>> begin Listed entries
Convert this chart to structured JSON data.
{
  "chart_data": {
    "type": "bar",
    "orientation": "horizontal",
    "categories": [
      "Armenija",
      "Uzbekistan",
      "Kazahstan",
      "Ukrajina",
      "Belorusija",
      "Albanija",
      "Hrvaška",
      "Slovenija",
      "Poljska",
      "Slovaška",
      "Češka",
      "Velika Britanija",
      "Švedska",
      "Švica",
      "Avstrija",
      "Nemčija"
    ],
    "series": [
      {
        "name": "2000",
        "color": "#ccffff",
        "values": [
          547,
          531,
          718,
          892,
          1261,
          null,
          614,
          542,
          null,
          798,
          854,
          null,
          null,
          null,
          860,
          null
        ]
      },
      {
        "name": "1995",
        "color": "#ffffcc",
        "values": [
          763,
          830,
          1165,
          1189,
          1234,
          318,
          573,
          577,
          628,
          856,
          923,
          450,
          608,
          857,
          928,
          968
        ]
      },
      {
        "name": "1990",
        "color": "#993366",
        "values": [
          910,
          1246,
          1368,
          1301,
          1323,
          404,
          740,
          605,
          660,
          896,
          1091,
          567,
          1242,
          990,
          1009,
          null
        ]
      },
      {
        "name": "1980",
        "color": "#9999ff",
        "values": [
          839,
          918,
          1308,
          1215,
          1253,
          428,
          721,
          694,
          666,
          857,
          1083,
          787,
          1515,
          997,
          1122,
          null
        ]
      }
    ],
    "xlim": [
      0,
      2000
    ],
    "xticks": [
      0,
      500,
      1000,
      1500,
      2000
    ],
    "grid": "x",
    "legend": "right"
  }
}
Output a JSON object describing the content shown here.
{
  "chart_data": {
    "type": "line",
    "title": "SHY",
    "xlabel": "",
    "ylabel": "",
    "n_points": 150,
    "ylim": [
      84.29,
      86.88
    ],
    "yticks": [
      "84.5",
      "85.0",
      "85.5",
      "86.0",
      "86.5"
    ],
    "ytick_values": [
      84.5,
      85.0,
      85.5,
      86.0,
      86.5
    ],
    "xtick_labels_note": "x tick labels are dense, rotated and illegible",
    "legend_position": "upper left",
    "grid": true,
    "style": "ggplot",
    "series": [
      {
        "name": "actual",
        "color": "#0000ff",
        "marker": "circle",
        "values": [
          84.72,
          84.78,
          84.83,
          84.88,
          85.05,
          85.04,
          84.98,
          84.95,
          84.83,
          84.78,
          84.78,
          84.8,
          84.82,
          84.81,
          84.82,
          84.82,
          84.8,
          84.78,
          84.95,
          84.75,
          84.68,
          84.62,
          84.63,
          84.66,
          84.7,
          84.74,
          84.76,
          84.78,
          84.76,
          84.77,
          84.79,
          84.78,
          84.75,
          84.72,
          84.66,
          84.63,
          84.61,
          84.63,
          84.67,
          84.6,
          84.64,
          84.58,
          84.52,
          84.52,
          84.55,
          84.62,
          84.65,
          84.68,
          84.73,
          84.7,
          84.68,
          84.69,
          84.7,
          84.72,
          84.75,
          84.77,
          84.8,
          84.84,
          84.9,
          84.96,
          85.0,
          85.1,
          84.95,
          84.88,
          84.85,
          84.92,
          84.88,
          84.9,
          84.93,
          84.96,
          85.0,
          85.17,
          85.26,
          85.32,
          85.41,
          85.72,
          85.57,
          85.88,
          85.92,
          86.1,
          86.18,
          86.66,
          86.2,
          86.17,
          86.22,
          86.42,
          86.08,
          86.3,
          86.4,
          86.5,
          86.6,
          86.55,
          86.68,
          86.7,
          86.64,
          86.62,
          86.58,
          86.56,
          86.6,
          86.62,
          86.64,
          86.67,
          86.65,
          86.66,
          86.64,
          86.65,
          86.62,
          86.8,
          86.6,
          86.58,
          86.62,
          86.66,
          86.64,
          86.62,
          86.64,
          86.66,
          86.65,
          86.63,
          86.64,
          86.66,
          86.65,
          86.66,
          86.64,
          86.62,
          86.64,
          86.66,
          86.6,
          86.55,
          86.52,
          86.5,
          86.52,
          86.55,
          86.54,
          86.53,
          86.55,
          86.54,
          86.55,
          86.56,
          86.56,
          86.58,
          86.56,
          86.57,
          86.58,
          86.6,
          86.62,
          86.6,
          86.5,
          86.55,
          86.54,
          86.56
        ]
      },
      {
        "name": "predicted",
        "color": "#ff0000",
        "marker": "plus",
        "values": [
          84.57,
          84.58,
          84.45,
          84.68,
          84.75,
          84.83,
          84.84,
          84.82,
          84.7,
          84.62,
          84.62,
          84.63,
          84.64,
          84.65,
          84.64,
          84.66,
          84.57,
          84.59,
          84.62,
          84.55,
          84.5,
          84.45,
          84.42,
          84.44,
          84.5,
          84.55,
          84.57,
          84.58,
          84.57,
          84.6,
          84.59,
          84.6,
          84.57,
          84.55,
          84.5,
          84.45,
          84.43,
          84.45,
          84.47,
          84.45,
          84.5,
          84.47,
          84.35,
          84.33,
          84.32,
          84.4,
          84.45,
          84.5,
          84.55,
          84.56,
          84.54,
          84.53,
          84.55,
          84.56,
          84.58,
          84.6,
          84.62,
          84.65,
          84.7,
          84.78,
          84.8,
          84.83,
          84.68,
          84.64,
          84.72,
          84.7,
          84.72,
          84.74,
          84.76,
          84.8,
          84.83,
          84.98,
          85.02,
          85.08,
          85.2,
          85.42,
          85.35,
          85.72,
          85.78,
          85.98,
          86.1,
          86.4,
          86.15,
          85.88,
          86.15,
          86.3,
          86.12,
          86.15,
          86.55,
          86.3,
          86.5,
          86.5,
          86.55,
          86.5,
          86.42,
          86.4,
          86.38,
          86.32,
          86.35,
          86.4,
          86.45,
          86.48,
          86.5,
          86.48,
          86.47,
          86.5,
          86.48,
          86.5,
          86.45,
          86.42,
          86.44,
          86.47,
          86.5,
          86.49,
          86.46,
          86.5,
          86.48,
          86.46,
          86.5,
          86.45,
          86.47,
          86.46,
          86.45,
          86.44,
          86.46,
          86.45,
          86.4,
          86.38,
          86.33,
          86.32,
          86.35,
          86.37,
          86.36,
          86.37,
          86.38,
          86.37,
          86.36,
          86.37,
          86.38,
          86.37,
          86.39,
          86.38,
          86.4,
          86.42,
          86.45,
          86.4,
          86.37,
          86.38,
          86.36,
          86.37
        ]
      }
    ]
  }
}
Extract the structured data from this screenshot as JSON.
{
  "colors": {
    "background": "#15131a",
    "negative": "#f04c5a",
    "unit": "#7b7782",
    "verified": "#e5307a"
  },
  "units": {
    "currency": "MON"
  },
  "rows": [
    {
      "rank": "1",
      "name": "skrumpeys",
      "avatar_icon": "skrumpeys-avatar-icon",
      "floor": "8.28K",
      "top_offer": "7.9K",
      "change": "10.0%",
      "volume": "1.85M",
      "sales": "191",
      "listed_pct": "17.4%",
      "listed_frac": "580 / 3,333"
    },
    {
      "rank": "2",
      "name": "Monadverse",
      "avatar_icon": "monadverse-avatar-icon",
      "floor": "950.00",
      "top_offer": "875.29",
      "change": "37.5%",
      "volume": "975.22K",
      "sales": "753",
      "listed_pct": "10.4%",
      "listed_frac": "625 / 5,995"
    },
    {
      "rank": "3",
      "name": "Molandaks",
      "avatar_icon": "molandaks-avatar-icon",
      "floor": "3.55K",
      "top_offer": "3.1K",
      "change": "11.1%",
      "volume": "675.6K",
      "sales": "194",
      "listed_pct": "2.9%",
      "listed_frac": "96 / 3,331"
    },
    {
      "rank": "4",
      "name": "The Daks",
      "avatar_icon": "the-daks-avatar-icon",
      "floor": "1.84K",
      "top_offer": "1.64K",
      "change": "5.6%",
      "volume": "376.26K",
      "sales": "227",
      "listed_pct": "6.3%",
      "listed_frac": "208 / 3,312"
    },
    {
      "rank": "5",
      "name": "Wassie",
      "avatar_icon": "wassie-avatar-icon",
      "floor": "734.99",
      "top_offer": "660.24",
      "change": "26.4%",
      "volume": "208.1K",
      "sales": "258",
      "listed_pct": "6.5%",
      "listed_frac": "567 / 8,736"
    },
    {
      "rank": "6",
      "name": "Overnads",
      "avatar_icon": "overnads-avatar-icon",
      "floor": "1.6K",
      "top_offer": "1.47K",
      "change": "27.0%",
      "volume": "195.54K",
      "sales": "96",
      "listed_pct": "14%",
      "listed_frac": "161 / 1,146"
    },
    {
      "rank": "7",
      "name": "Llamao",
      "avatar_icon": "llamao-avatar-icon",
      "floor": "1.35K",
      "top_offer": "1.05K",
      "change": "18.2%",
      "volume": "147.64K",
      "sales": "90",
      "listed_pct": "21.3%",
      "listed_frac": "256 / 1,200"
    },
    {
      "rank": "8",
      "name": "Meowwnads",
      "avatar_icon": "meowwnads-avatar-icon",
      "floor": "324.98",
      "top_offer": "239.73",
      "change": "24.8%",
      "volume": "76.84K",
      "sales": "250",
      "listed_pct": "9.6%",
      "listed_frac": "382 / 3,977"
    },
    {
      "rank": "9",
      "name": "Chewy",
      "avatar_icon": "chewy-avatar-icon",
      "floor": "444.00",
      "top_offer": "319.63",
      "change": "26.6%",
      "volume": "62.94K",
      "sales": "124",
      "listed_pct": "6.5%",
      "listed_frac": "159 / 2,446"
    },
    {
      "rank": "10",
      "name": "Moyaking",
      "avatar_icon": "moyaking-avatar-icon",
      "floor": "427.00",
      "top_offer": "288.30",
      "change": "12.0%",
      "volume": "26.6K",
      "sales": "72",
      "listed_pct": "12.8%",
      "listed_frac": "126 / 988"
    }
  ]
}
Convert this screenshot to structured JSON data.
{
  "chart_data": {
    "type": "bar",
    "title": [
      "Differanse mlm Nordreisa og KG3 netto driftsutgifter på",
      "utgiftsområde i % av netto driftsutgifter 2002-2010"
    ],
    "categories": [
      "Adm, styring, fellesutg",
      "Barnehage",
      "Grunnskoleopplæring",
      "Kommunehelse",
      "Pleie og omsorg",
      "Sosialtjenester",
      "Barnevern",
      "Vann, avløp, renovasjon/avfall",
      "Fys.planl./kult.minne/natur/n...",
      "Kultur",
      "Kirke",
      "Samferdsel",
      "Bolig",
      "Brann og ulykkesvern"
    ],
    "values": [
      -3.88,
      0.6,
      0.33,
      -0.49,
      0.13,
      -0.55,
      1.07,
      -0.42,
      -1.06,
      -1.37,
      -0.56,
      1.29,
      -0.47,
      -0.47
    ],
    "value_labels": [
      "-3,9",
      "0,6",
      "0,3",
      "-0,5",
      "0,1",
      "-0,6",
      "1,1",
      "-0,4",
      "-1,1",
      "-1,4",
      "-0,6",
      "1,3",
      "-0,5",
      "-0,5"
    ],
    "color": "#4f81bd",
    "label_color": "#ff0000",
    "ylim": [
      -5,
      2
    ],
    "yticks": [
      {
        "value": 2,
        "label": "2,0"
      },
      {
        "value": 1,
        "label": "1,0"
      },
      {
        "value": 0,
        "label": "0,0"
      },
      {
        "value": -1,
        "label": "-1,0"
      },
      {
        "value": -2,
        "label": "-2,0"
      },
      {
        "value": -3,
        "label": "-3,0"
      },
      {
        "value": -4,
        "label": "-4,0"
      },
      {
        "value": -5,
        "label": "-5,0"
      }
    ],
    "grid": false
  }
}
>> end Listed entries
What to produce>
Pick out each line in the material containing "driftsutgifter".

Answer below>
      "Differanse mlm Nordreisa og KG3 netto driftsutgifter på",
      "utgiftsområde i % av netto driftsutgifter 2002-2010"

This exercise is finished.